__GIVEN TASK__:
Repeat every line below exactly as it reads.

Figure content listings
= = =

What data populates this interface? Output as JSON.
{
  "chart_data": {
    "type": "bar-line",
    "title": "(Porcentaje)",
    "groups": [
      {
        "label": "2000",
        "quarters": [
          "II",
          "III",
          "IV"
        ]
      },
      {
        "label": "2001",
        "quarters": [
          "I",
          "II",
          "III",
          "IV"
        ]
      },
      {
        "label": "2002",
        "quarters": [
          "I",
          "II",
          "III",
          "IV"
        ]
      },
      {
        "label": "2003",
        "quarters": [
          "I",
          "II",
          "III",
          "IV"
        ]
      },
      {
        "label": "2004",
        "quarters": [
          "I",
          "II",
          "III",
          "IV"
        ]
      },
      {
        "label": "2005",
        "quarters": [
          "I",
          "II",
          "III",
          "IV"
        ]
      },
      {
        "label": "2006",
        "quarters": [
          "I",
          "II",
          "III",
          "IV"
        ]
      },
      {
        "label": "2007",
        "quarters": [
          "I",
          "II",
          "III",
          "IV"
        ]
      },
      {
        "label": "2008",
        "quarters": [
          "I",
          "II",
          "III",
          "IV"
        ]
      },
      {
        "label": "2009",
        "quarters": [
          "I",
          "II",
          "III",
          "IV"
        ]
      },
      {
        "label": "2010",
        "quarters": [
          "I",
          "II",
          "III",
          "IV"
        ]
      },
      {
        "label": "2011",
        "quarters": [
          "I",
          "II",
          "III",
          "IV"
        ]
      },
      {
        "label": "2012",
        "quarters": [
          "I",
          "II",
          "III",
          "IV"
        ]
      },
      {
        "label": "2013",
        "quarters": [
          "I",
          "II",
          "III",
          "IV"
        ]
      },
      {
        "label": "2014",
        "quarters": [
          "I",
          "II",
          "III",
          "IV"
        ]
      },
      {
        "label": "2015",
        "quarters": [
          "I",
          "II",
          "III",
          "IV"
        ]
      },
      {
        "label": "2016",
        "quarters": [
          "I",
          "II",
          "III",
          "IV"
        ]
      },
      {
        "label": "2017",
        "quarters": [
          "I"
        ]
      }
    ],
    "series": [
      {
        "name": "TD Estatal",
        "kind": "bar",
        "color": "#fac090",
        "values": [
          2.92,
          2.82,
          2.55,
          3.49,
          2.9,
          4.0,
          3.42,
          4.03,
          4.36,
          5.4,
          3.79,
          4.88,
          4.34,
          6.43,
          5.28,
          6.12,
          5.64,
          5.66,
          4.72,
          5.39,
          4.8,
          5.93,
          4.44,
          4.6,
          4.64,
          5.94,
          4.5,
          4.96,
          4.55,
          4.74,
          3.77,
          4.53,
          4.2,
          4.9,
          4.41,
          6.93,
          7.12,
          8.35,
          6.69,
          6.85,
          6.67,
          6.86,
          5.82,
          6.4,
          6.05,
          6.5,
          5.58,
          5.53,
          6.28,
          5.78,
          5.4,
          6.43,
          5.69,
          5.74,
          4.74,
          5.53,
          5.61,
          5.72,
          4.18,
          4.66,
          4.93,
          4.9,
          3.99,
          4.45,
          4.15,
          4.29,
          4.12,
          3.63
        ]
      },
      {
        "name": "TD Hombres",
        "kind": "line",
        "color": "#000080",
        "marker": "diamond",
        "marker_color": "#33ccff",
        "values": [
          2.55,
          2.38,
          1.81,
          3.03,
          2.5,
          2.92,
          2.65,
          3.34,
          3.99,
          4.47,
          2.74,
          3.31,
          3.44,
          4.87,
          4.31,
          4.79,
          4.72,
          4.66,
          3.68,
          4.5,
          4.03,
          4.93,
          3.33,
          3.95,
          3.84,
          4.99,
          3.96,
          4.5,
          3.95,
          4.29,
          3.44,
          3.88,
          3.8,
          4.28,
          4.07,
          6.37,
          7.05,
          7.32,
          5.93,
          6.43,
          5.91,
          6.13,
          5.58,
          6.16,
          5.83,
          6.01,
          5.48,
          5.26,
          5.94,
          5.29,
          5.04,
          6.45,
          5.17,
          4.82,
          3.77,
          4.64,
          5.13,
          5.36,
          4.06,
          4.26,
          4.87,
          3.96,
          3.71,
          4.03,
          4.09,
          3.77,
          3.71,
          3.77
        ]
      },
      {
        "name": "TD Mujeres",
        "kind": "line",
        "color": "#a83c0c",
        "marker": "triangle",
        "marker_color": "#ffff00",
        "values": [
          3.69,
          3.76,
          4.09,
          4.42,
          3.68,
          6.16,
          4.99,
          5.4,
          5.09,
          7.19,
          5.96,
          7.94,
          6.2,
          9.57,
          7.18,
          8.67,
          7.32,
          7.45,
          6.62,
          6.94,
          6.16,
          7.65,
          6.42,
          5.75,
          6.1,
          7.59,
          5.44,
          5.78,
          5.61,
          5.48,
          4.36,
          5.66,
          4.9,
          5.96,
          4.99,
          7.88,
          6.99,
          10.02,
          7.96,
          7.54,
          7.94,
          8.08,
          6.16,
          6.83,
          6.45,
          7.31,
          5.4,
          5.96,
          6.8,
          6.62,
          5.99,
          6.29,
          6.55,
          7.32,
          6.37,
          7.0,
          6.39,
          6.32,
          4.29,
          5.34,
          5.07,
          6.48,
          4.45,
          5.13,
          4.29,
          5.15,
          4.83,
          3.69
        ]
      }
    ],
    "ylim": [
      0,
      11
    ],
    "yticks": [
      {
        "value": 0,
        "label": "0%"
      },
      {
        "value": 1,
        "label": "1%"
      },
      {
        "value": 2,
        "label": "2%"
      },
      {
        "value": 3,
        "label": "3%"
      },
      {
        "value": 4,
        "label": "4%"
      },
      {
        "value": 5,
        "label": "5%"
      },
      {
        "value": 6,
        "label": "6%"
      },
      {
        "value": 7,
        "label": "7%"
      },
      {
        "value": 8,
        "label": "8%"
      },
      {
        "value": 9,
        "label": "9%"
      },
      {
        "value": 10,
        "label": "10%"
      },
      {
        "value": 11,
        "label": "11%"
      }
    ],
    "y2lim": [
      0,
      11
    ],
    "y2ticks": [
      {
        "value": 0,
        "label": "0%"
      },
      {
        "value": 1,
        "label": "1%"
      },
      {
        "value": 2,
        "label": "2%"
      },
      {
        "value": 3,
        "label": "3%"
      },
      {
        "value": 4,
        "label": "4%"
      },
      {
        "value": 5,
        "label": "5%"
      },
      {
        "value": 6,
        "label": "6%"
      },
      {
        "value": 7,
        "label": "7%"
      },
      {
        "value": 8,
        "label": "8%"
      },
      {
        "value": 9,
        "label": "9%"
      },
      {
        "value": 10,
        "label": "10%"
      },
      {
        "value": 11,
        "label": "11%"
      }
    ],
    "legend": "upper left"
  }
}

= = =

__RESULT FOR THIS EXERCISE__:
What data populates this interface? Output as JSON.
{
  "chart_data": {
    "type": "bar-line",
    "title": "(Porcentaje)",
    "groups": [
      {
        "label": "2000",
        "quarters": [
          "II",
          "III",
          "IV"
        ]
      },
      {
        "label": "2001",
        "quarters": [
          "I",
          "II",
          "III",
          "IV"
        ]
      },
      {
        "label": "2002",
        "quarters": [
          "I",
          "II",
          "III",
          "IV"
        ]
      },
      {
        "label": "2003",
        "quarters": [
          "I",
          "II",
          "III",
          "IV"
        ]
      },
      {
        "label": "2004",
        "quarters": [
          "I",
          "II",
          "III",
          "IV"
        ]
      },
      {
        "label": "2005",
        "quarters": [
          "I",
          "II",
          "III",
          "IV"
        ]
      },
      {
        "label": "2006",
        "quarters": [
          "I",
          "II",
          "III",
          "IV"
        ]
      },
      {
        "label": "2007",
        "quarters": [
          "I",
          "II",
          "III",
          "IV"
        ]
      },
      {
        "label": "2008",
        "quarters": [
          "I",
          "II",
          "III",
          "IV"
        ]
      },
      {
        "label": "2009",
        "quarters": [
          "I",
          "II",
          "III",
          "IV"
        ]
      },
      {
        "label": "2010",
        "quarters": [
          "I",
          "II",
          "III",
          "IV"
        ]
      },
      {
        "label": "2011",
        "quarters": [
          "I",
          "II",
          "III",
          "IV"
        ]
      },
      {
        "label": "2012",
        "quarters": [
          "I",
          "II",
          "III",
          "IV"
        ]
      },
      {
        "label": "2013",
        "quarters": [
          "I",
          "II",
          "III",
          "IV"
        ]
      },
      {
        "label": "2014",
        "quarters": [
          "I",
          "II",
          "III",
          "IV"
        ]
      },
      {
        "label": "2015",
        "quarters": [
          "I",
          "II",
          "III",
          "IV"
        ]
      },
      {
        "label": "2016",
        "quarters": [
          "I",
          "II",
          "III",
          "IV"
        ]
      },
      {
        "label": "2017",
        "quarters": [
          "I"
        ]
      }
    ],
    "series": [
      {
        "name": "TD Estatal",
        "kind": "bar",
        "color": "#fac090",
        "values": [
          2.92,
          2.82,
          2.55,
          3.49,
          2.9,
          4.0,
          3.42,
          4.03,
          4.36,
          5.4,
          3.79,
          4.88,
          4.34,
          6.43,
          5.28,
          6.12,
          5.64,
          5.66,
          4.72,
          5.39,
          4.8,
          5.93,
          4.44,
          4.6,
          4.64,
          5.94,
          4.5,
          4.96,
          4.55,
          4.74,
          3.77,
          4.53,
          4.2,
          4.9,
          4.41,
          6.93,
          7.12,
          8.35,
          6.69,
          6.85,
          6.67,
          6.86,
          5.82,
          6.4,
          6.05,
          6.5,
          5.58,
          5.53,
          6.28,
          5.78,
          5.4,
          6.43,
          5.69,
          5.74,
          4.74,
          5.53,
          5.61,
          5.72,
          4.18,
          4.66,
          4.93,
          4.9,
          3.99,
          4.45,
          4.15,
          4.29,
          4.12,
          3.63
        ]
      },
      {
        "name": "TD Hombres",
        "kind": "line",
        "color": "#000080",
        "marker": "diamond",
        "marker_color": "#33ccff",
        "values": [
          2.55,
          2.38,
          1.81,
          3.03,
          2.5,
          2.92,
          2.65,
          3.34,
          3.99,
          4.47,
          2.74,
          3.31,
          3.44,
          4.87,
          4.31,
          4.79,
          4.72,
          4.66,
          3.68,
          4.5,
          4.03,
          4.93,
          3.33,
          3.95,
          3.84,
          4.99,
          3.96,
          4.5,
          3.95,
          4.29,
          3.44,
          3.88,
          3.8,
          4.28,
          4.07,
          6.37,
          7.05,
          7.32,
          5.93,
          6.43,
          5.91,
          6.13,
          5.58,
          6.16,
          5.83,
          6.01,
          5.48,
          5.26,
          5.94,
          5.29,
          5.04,
          6.45,
          5.17,
          4.82,
          3.77,
          4.64,
          5.13,
          5.36,
          4.06,
          4.26,
          4.87,
          3.96,
          3.71,
          4.03,
          4.09,
          3.77,
          3.71,
          3.77
        ]
      },
      {
        "name": "TD Mujeres",
        "kind": "line",
        "color": "#a83c0c",
        "marker": "triangle",
        "marker_color": "#ffff00",
        "values": [
          3.69,
          3.76,
          4.09,
          4.42,
          3.68,
          6.16,
          4.99,
          5.4,
          5.09,
          7.19,
          5.96,
          7.94,
          6.2,
          9.57,
          7.18,
          8.67,
          7.32,
          7.45,
          6.62,
          6.94,
          6.16,
          7.65,
          6.42,
          5.75,
          6.1,
          7.59,
          5.44,
          5.78,
          5.61,
          5.48,
          4.36,
          5.66,
          4.9,
          5.96,
          4.99,
          7.88,
          6.99,
          10.02,
          7.96,
          7.54,
          7.94,
          8.08,
          6.16,
          6.83,
          6.45,
          7.31,
          5.4,
          5.96,
          6.8,
          6.62,
          5.99,
          6.29,
          6.55,
          7.32,
          6.37,
          7.0,
          6.39,
          6.32,
          4.29,
          5.34,
          5.07,
          6.48,
          4.45,
          5.13,
          4.29,
          5.15,
          4.83,
          3.69
        ]
      }
    ],
    "ylim": [
      0,
      11
    ],
    "yticks": [
      {
        "value": 0,
        "label": "0%"
      },
      {
        "value": 1,
        "label": "1%"
      },
      {
        "value": 2,
        "label": "2%"
      },
      {
        "value": 3,
        "label": "3%"
      },
      {
        "value": 4,
        "label": "4%"
      },
      {
        "value": 5,
        "label": "5%"
      },
      {
        "value": 6,
        "label": "6%"
      },
      {
        "value": 7,
        "label": "7%"
      },
      {
        "value": 8,
        "label": "8%"
      },
      {
        "value": 9,
        "label": "9%"
      },
      {
        "value": 10,
        "label": "10%"
      },
      {
        "value": 11,
        "label": "11%"
      }
    ],
    "y2lim": [
      0,
      11
    ],
    "y2ticks": [
      {
        "value": 0,
        "label": "0%"
      },
      {
        "value": 1,
        "label": "1%"
      },
      {
        "value": 2,
        "label": "2%"
      },
      {
        "value": 3,
        "label": "3%"
      },
      {
        "value": 4,
        "label": "4%"
      },
      {
        "value": 5,
        "label": "5%"
      },
      {
        "value": 6,
        "label": "6%"
      },
      {
        "value": 7,
        "label": "7%"
      },
      {
        "value": 8,
        "label": "8%"
      },
      {
        "value": 9,
        "label": "9%"
      },
      {
        "value": 10,
        "label": "10%"
      },
      {
        "value": 11,
        "label": "11%"
      }
    ],
    "legend": "upper left"
  }
}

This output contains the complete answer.